### TASK DETAILS
Scan the entries below and extract each line with the word "user" in it.

### EXTRACTED ENTRIES
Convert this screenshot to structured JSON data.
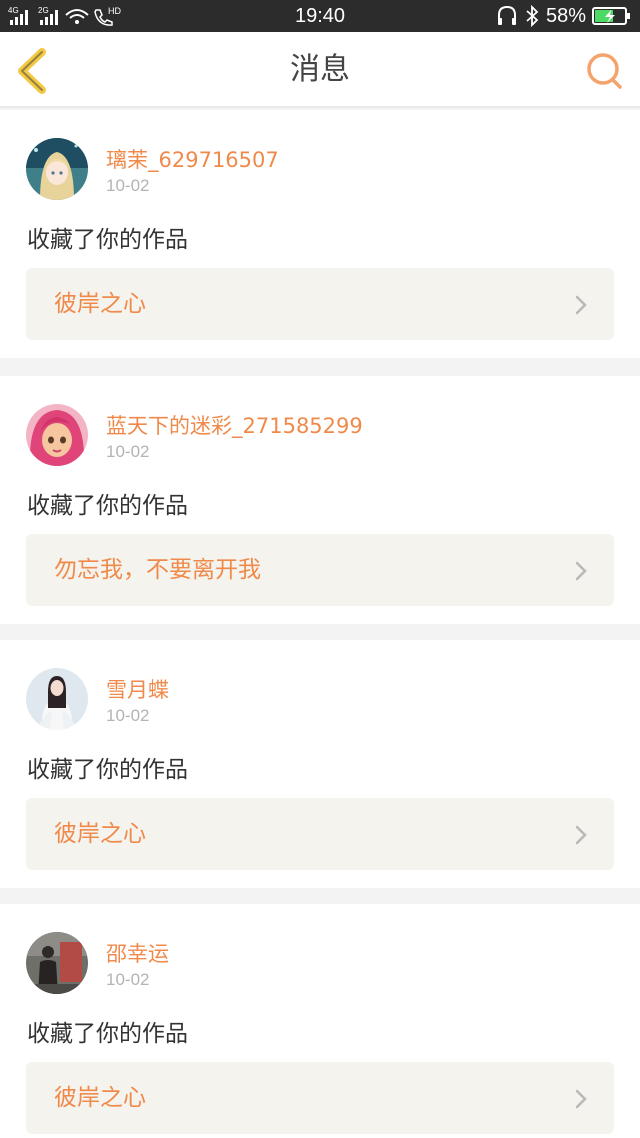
{
  "status_bar": {
    "network_left": "4G",
    "network_right": "2G",
    "hd": "HD",
    "time": "19:40",
    "battery": "58%"
  },
  "nav": {
    "title": "消息"
  },
  "notifications": [
    {
      "user": "璃茉_629716507",
      "date": "10-02",
      "action": "收藏了你的作品",
      "work": "彼岸之心",
      "avatar_icon": "anime-girl-avatar-icon"
    },
    {
      "user": "蓝天下的迷彩_271585299",
      "date": "10-02",
      "action": "收藏了你的作品",
      "work": "勿忘我，不要离开我",
      "avatar_icon": "cartoon-girl-pink-hair-avatar-icon"
    },
    {
      "user": "雪月蝶",
      "date": "10-02",
      "action": "收藏了你的作品",
      "work": "彼岸之心",
      "avatar_icon": "woman-white-dress-avatar-icon"
    },
    {
      "user": "邵幸运",
      "date": "10-02",
      "action": "收藏了你的作品",
      "work": "彼岸之心",
      "avatar_icon": "person-photo-avatar-icon"
    }
  ],
  "colors": {
    "accent": "#f08a4b",
    "back_arrow": "#f3c844",
    "work_box_bg": "#f4f3ed"
  }
}
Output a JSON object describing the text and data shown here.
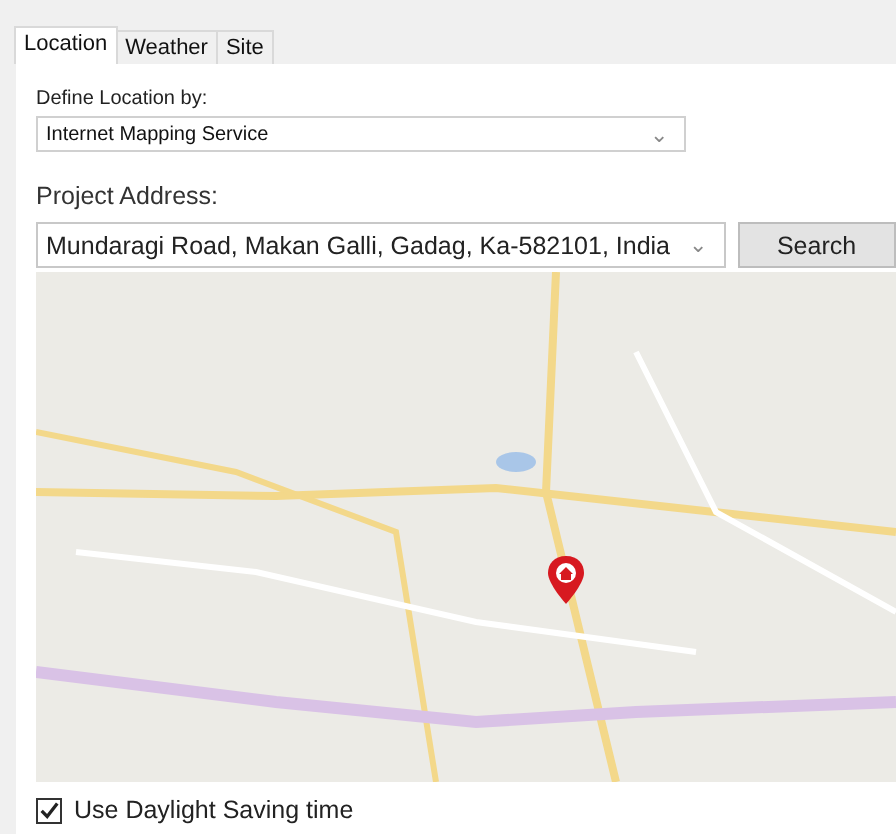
{
  "tabs": [
    {
      "label": "Location",
      "selected": true
    },
    {
      "label": "Weather",
      "selected": false
    },
    {
      "label": "Site",
      "selected": false
    }
  ],
  "location_method": {
    "label": "Define Location by:",
    "value": "Internet Mapping Service",
    "caret": "⌄"
  },
  "project_address": {
    "label": "Project Address:",
    "value": "Mundaragi Road, Makan Galli, Gadag, Ka-582101, India",
    "caret": "⌄"
  },
  "search_button": "Search",
  "daylight_saving": {
    "label": "Use Daylight Saving time",
    "checked": true
  }
}
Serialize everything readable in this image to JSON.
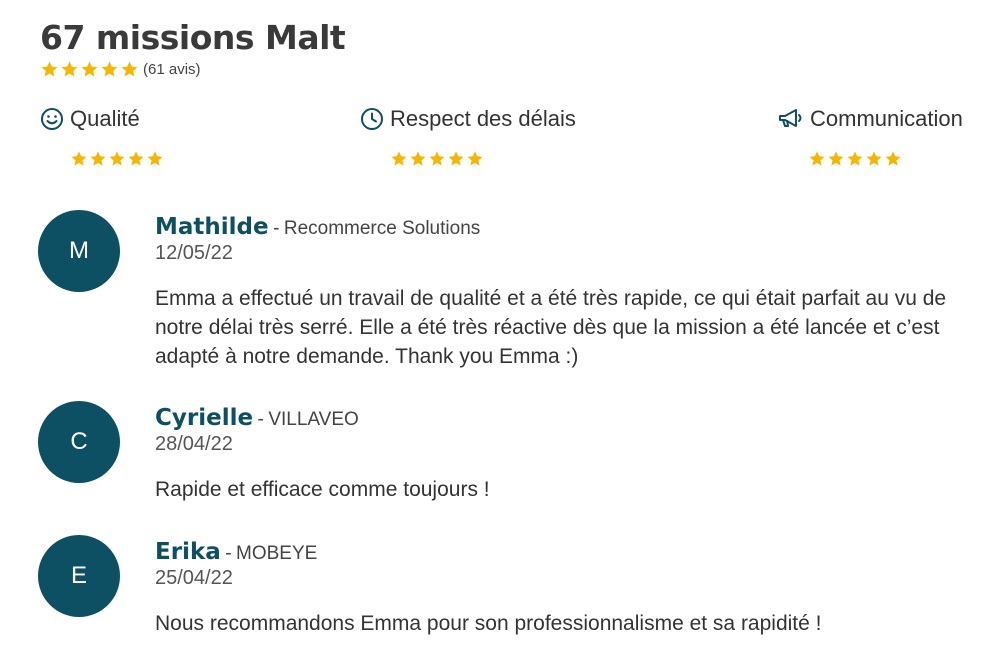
{
  "header": {
    "title": "67 missions Malt",
    "rating_stars": 5,
    "review_count": "(61 avis)",
    "star_color": "#f7b500"
  },
  "criteria": [
    {
      "label": "Qualité",
      "icon": "smiley-icon",
      "stars": 5
    },
    {
      "label": "Respect des délais",
      "icon": "clock-icon",
      "stars": 5
    },
    {
      "label": "Communication",
      "icon": "megaphone-icon",
      "stars": 5
    }
  ],
  "reviews": [
    {
      "initial": "M",
      "name": "Mathilde",
      "separator": "-",
      "company": "Recommerce Solutions",
      "date": "12/05/22",
      "text": "Emma a effectué un travail de qualité et a été très rapide, ce qui était parfait au vu de notre délai très serré. Elle a été très réactive dès que la mission a été lancée et c’est adapté à notre demande. Thank you Emma :)"
    },
    {
      "initial": "C",
      "name": "Cyrielle",
      "separator": "-",
      "company": "VILLAVEO",
      "date": "28/04/22",
      "text": "Rapide et efficace comme toujours !"
    },
    {
      "initial": "E",
      "name": "Erika",
      "separator": "-",
      "company": "MOBEYE",
      "date": "25/04/22",
      "text": "Nous recommandons Emma pour son professionnalisme et sa rapidité !"
    }
  ],
  "colors": {
    "accent": "#0d4f63",
    "star": "#f7b500",
    "text": "#333333"
  }
}
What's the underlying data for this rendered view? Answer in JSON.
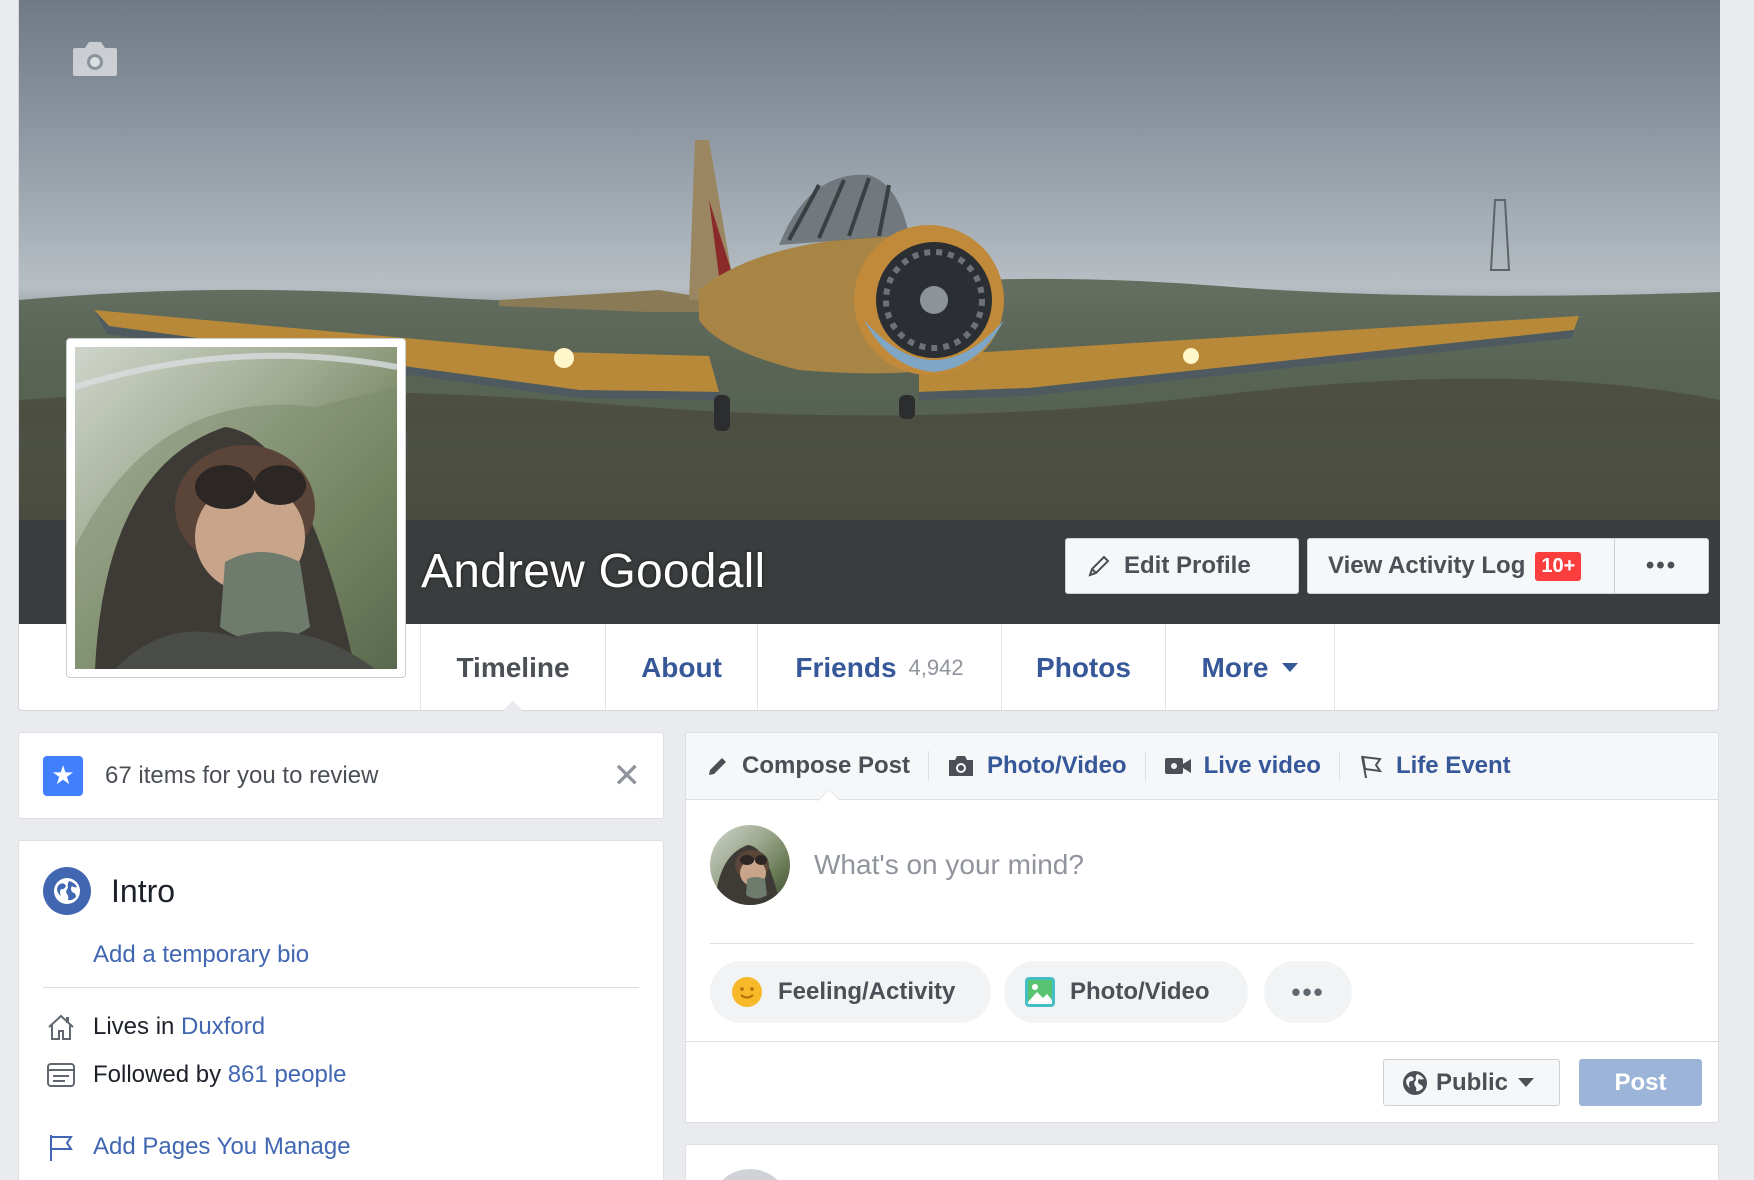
{
  "profile": {
    "name": "Andrew Goodall",
    "edit_profile_label": "Edit Profile",
    "view_activity_label": "View Activity Log",
    "activity_badge": "10+",
    "more_label": "•••"
  },
  "tabs": [
    {
      "label": "Timeline",
      "active": true
    },
    {
      "label": "About"
    },
    {
      "label": "Friends",
      "count": "4,942"
    },
    {
      "label": "Photos"
    },
    {
      "label": "More"
    }
  ],
  "review": {
    "text": "67 items for you to review",
    "close": "✕"
  },
  "intro": {
    "title": "Intro",
    "add_bio": "Add a temporary bio",
    "lives_prefix": "Lives in",
    "lives_place": "Duxford",
    "followed_prefix": "Followed by",
    "followed_count": "861 people",
    "add_pages": "Add Pages You Manage"
  },
  "composer": {
    "compose_post": "Compose Post",
    "photo_video": "Photo/Video",
    "live_video": "Live video",
    "life_event": "Life Event",
    "placeholder": "What's on your mind?",
    "feeling_activity": "Feeling/Activity",
    "photo_video_pill": "Photo/Video",
    "more_pill": "•••",
    "audience": "Public",
    "post": "Post"
  },
  "colors": {
    "link": "#365899",
    "accent": "#4267b2",
    "badge": "#fa3e3e",
    "post_disabled": "#9cb4d8"
  }
}
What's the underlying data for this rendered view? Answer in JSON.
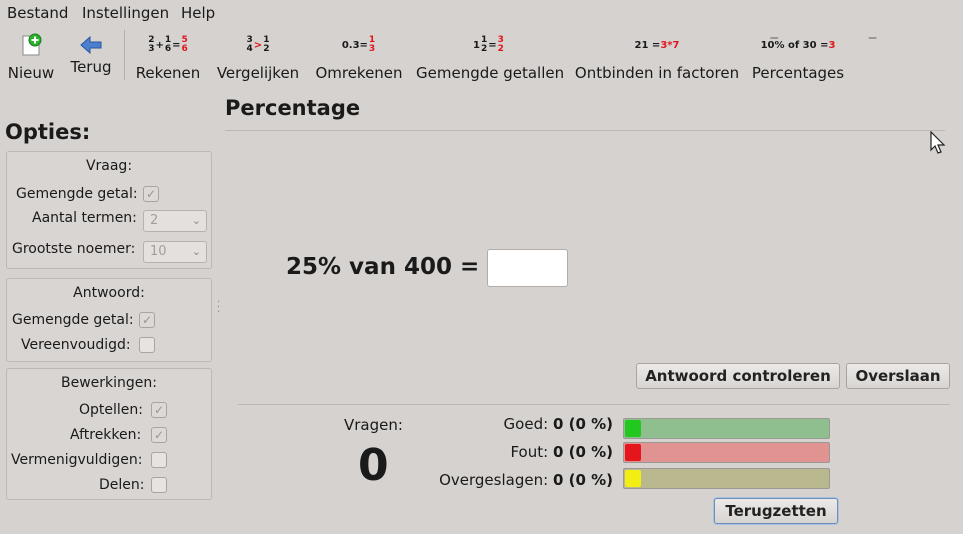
{
  "menu": {
    "file": "Bestand",
    "settings": "Instellingen",
    "help": "Help"
  },
  "toolbar": {
    "new_label": "Nieuw",
    "back_label": "Terug",
    "modes": [
      {
        "label": "Rekenen",
        "icon": "2/3 + 1/6 = 5/6"
      },
      {
        "label": "Vergelijken",
        "icon": "3/4 > 1/2"
      },
      {
        "label": "Omrekenen",
        "icon": "0.3 = 1/3"
      },
      {
        "label": "Gemengde getallen",
        "icon": "1 1/2 = 3/2"
      },
      {
        "label": "Ontbinden in factoren",
        "icon": "21 = 3*7"
      },
      {
        "label": "Percentages",
        "icon": "10% of 30 = 3"
      }
    ],
    "icons": {
      "rekenen": {
        "a_num": "2",
        "a_den": "3",
        "op": "+",
        "b_num": "1",
        "b_den": "6",
        "eq": "=",
        "r_num": "5",
        "r_den": "6"
      },
      "vergelijken": {
        "a_num": "3",
        "a_den": "4",
        "op": ">",
        "b_num": "1",
        "b_den": "2"
      },
      "omrekenen": {
        "lhs": "0.3",
        "eq": "=",
        "r_num": "1",
        "r_den": "3"
      },
      "gemengd": {
        "whole": "1",
        "a_num": "1",
        "a_den": "2",
        "eq": "=",
        "r_num": "3",
        "r_den": "2"
      },
      "factoren": {
        "lhs": "21 =",
        "rhs": "3*7"
      },
      "percentages": {
        "lhs": "10% of 30 =",
        "rhs": "3"
      }
    }
  },
  "options": {
    "title": "Opties:",
    "question": {
      "title": "Vraag:",
      "mixed_label": "Gemengde getal:",
      "mixed_checked": true,
      "terms_label": "Aantal termen:",
      "terms_value": "2",
      "denominator_label": "Grootste noemer:",
      "denominator_value": "10"
    },
    "answer": {
      "title": "Antwoord:",
      "mixed_label": "Gemengde getal:",
      "mixed_checked": true,
      "simplified_label": "Vereenvoudigd:",
      "simplified_checked": false
    },
    "operations": {
      "title": "Bewerkingen:",
      "add_label": "Optellen:",
      "add_checked": true,
      "sub_label": "Aftrekken:",
      "sub_checked": true,
      "mul_label": "Vermenigvuldigen:",
      "mul_checked": false,
      "div_label": "Delen:",
      "div_checked": false
    }
  },
  "main": {
    "title": "Percentage",
    "question": "25% van 400 =",
    "answer_value": "",
    "check_button": "Antwoord controleren",
    "skip_button": "Overslaan"
  },
  "stats": {
    "questions_label": "Vragen:",
    "questions_value": "0",
    "correct_label": "Goed:",
    "correct_value": "0 (0 %)",
    "correct_fraction": 0,
    "wrong_label": "Fout:",
    "wrong_value": "0 (0 %)",
    "wrong_fraction": 0,
    "skipped_label": "Overgeslagen:",
    "skipped_value": "0 (0 %)",
    "skipped_fraction": 0,
    "reset_button": "Terugzetten"
  },
  "colors": {
    "correct_track": "#8fbf8f",
    "correct_knob": "#22c81e",
    "wrong_track": "#e09390",
    "wrong_knob": "#e4161b",
    "skipped_track": "#b9b88e",
    "skipped_knob": "#f2ee14"
  }
}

### WORKED ANSWER
      "user": "璃茉_629716507",
      "user": "蓝天下的迷彩_271585299",
      "user": "雪月蝶",
      "user": "邵幸运",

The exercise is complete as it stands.